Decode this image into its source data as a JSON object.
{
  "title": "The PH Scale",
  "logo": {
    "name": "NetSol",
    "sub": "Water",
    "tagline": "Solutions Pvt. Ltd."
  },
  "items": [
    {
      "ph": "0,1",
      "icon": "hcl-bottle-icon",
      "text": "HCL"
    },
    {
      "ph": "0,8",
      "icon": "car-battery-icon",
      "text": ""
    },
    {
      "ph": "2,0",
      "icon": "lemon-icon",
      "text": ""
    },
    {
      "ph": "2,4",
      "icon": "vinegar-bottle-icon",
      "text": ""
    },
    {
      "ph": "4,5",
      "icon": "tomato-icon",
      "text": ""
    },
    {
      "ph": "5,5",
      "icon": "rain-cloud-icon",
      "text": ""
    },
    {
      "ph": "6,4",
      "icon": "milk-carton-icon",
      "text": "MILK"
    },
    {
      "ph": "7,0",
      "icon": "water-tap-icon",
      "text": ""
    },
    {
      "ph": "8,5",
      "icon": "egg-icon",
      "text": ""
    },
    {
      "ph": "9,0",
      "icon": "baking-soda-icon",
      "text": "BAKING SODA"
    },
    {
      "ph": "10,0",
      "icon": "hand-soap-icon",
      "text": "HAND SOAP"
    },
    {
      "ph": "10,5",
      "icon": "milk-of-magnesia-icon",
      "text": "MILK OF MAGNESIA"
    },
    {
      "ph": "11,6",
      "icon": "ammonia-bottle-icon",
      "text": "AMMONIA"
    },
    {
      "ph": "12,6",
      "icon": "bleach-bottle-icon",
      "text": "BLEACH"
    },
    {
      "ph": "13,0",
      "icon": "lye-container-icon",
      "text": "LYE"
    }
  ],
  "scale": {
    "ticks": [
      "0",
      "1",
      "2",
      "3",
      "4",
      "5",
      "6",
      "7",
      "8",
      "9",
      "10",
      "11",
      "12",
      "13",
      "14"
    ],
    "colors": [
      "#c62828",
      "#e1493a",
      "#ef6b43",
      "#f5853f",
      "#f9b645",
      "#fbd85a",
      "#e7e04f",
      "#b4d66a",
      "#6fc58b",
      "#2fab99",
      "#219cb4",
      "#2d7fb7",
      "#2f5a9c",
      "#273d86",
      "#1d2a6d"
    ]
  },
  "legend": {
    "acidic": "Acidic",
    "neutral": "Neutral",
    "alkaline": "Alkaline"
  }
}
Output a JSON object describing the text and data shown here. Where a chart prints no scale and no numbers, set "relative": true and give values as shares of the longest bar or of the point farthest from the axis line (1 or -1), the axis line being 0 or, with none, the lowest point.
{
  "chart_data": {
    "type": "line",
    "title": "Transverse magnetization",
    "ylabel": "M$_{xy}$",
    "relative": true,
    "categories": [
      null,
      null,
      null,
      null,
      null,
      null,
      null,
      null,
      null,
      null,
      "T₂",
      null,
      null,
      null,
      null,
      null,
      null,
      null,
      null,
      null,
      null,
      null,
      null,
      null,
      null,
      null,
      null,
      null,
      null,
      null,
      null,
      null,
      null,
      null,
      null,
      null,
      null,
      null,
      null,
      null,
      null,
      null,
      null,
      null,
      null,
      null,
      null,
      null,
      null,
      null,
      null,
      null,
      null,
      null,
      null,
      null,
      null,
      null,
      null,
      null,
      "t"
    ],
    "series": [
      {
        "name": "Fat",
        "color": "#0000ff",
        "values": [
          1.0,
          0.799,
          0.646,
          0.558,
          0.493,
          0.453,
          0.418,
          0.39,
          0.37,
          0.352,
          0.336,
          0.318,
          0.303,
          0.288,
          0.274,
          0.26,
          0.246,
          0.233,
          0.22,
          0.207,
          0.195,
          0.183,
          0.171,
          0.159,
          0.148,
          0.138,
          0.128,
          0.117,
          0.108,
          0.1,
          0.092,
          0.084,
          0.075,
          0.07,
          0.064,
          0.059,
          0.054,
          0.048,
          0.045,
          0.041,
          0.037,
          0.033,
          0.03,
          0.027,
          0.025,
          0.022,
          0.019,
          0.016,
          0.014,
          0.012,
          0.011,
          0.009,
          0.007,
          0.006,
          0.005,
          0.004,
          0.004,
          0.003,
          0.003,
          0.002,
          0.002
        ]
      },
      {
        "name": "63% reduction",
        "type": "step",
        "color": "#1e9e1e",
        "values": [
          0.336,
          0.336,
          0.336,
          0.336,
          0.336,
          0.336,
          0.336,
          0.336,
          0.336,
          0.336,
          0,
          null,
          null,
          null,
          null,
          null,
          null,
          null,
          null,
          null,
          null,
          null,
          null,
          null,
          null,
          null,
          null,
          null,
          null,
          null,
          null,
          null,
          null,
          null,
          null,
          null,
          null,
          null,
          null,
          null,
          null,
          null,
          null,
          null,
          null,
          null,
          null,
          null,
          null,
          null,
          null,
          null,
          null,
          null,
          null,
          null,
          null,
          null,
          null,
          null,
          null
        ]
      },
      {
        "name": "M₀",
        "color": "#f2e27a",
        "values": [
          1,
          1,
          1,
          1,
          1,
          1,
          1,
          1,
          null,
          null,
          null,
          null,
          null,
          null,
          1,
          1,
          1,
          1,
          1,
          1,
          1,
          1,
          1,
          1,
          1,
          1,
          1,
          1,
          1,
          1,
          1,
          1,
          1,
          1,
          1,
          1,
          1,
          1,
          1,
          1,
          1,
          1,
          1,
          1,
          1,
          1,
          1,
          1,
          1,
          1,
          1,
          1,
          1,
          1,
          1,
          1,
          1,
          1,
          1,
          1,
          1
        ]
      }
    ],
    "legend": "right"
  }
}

==========

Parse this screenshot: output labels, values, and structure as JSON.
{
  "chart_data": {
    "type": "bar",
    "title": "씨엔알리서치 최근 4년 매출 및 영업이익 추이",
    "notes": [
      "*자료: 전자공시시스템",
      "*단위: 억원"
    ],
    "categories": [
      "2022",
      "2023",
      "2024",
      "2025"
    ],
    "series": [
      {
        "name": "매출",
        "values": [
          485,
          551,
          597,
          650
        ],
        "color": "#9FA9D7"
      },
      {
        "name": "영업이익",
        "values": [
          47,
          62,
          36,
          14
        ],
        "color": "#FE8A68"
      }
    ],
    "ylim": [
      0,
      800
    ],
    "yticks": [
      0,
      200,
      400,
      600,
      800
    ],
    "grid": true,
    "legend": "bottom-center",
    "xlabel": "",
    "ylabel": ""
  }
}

==========

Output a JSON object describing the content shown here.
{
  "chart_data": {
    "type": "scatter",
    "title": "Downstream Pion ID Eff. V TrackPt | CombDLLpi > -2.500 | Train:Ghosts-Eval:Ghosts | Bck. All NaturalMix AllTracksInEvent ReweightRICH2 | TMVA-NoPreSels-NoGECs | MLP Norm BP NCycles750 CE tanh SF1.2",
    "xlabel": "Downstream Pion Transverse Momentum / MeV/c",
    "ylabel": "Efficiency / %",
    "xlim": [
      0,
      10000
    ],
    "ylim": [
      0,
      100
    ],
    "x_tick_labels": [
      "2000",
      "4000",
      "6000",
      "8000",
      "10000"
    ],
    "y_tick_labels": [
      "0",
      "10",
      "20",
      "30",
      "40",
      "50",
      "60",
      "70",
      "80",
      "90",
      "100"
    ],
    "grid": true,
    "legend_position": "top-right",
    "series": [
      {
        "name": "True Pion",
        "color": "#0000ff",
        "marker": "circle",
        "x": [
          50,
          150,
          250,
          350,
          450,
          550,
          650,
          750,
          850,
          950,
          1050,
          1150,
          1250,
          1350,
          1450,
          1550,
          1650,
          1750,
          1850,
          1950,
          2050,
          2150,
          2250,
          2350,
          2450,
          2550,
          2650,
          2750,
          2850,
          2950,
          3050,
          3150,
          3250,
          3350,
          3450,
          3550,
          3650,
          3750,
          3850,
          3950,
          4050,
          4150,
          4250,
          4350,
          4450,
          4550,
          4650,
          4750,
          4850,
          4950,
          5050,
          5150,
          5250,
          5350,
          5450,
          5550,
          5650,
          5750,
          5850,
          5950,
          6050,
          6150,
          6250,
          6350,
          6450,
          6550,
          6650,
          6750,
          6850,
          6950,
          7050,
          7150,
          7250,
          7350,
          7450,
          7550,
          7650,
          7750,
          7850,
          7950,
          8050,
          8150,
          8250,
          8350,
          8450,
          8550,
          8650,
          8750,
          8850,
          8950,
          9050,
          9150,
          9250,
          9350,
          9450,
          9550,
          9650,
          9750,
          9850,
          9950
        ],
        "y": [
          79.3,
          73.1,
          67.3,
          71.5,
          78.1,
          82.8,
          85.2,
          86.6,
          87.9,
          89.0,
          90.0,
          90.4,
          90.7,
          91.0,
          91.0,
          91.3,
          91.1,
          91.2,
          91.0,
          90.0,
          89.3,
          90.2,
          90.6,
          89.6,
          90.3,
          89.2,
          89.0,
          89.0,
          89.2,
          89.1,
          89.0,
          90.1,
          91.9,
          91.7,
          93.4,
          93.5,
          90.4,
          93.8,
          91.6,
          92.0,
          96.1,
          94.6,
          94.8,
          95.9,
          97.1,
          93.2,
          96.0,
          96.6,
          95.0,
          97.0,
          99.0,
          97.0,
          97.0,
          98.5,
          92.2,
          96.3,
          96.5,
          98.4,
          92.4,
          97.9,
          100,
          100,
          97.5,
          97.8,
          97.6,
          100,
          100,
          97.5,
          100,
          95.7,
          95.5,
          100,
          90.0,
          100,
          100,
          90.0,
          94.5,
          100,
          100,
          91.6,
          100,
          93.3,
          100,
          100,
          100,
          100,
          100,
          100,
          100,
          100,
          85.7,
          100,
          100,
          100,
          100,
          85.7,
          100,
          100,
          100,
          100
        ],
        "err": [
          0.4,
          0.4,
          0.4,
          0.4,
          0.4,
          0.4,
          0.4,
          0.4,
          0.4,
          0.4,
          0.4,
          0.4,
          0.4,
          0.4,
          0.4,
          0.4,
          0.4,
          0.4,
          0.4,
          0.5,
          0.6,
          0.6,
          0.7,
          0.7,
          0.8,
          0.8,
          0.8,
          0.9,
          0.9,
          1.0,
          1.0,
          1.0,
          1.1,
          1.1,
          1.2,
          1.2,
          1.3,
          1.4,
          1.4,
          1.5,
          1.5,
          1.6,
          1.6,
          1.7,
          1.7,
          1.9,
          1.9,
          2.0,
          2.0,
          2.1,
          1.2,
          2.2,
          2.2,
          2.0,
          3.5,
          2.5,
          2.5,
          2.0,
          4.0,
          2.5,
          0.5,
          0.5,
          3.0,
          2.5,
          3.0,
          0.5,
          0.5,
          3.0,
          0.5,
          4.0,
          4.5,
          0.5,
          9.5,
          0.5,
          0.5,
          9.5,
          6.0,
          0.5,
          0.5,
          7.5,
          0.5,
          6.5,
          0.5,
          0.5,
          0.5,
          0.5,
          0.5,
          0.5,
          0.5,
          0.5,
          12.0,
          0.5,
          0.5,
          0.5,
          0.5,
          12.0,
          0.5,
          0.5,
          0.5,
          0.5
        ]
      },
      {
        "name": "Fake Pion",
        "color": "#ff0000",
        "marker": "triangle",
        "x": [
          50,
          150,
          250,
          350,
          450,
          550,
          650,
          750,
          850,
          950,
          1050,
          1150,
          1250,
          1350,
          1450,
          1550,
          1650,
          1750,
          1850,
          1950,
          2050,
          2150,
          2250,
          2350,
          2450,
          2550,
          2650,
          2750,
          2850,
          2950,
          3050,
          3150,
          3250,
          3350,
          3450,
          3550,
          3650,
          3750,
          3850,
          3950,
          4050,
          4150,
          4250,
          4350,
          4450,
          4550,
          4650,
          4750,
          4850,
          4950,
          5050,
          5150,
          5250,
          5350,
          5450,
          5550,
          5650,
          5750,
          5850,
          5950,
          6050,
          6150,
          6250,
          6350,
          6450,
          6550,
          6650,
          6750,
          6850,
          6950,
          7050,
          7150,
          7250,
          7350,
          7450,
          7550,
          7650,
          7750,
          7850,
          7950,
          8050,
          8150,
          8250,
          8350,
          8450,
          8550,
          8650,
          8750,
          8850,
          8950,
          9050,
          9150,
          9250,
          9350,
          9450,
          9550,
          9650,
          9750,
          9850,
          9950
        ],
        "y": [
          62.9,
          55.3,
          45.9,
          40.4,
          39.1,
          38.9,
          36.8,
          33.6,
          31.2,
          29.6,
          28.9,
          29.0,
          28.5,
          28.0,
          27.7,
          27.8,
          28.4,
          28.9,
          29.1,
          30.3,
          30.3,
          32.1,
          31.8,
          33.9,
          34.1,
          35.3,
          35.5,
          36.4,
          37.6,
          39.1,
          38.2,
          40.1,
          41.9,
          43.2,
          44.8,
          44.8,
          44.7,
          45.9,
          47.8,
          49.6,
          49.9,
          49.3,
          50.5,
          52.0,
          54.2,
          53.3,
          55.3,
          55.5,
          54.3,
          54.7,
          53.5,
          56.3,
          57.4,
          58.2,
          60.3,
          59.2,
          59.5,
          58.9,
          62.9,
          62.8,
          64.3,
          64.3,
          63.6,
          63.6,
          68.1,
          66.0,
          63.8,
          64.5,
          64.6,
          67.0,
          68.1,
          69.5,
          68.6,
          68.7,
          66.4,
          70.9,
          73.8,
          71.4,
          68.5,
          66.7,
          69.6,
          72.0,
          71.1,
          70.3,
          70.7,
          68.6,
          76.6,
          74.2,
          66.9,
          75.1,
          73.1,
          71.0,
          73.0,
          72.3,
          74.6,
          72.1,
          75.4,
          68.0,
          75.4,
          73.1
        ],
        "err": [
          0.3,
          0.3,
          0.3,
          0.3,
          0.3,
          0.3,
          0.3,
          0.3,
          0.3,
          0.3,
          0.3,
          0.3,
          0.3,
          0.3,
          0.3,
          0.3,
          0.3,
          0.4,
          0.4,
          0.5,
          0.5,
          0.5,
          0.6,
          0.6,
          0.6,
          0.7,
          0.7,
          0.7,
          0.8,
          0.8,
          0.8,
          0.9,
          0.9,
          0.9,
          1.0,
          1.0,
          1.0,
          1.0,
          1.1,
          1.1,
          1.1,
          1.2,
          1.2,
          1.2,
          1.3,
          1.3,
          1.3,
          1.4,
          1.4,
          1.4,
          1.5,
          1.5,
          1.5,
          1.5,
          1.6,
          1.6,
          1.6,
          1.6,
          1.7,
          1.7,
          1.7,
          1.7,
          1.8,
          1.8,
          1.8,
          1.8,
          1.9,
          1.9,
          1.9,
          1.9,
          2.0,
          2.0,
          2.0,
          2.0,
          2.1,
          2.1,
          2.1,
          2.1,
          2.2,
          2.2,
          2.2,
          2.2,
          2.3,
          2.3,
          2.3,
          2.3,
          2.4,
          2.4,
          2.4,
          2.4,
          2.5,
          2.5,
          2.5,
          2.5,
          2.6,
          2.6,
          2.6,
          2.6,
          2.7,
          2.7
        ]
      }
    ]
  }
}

==========

TASK
Search the listing for the string "title". Copy each line where it turns up.

SOLUTION FOR THIS EXERCISE
  "title": "The PH Scale",
    "title": "Transverse magnetization",
    "title": "씨엔알리서치 최근 4년 매출 및 영업이익 추이",
    "title": "Downstream Pion ID Eff. V TrackPt | CombDLLpi > -2.500 | Train:Ghosts-Eval:Ghosts | Bck. All NaturalMix AllTracksInEvent ReweightRICH2 | TMVA-NoPreSels-NoGECs | MLP Norm BP NCycles750 CE tanh SF1.2",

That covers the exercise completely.